Output all of the data below exactly as given.

Saved entries
--------------------

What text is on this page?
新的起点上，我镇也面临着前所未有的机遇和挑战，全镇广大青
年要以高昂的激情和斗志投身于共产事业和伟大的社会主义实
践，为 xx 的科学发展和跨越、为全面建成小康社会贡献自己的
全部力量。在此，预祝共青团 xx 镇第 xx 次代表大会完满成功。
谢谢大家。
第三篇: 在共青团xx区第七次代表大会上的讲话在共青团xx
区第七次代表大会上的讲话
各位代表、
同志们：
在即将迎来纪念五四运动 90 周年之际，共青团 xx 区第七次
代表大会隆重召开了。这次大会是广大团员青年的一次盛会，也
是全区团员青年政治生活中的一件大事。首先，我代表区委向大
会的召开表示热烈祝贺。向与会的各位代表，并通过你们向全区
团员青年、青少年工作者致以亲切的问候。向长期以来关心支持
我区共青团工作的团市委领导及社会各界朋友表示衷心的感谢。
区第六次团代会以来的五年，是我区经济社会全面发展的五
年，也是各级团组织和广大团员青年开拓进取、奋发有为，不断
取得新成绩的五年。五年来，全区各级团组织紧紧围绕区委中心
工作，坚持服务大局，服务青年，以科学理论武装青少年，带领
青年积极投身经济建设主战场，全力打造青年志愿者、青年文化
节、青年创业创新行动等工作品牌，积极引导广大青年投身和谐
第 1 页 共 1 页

--------------------

**TASK OUTPUT**
What text is on this page?
新的起点上，我镇也面临着前所未有的机遇和挑战，全镇广大青
年要以高昂的激情和斗志投身于共产事业和伟大的社会主义实
践，为 xx 的科学发展和跨越、为全面建成小康社会贡献自己的
全部力量。在此，预祝共青团 xx 镇第 xx 次代表大会完满成功。
谢谢大家。
第三篇: 在共青团xx区第七次代表大会上的讲话在共青团xx
区第七次代表大会上的讲话
各位代表、
同志们：
在即将迎来纪念五四运动 90 周年之际，共青团 xx 区第七次
代表大会隆重召开了。这次大会是广大团员青年的一次盛会，也
是全区团员青年政治生活中的一件大事。首先，我代表区委向大
会的召开表示热烈祝贺。向与会的各位代表，并通过你们向全区
团员青年、青少年工作者致以亲切的问候。向长期以来关心支持
我区共青团工作的团市委领导及社会各界朋友表示衷心的感谢。
区第六次团代会以来的五年，是我区经济社会全面发展的五
年，也是各级团组织和广大团员青年开拓进取、奋发有为，不断
取得新成绩的五年。五年来，全区各级团组织紧紧围绕区委中心
工作，坚持服务大局，服务青年，以科学理论武装青少年，带领
青年积极投身经济建设主战场，全力打造青年志愿者、青年文化
节、青年创业创新行动等工作品牌，积极引导广大青年投身和谐
第 1 页 共 1 页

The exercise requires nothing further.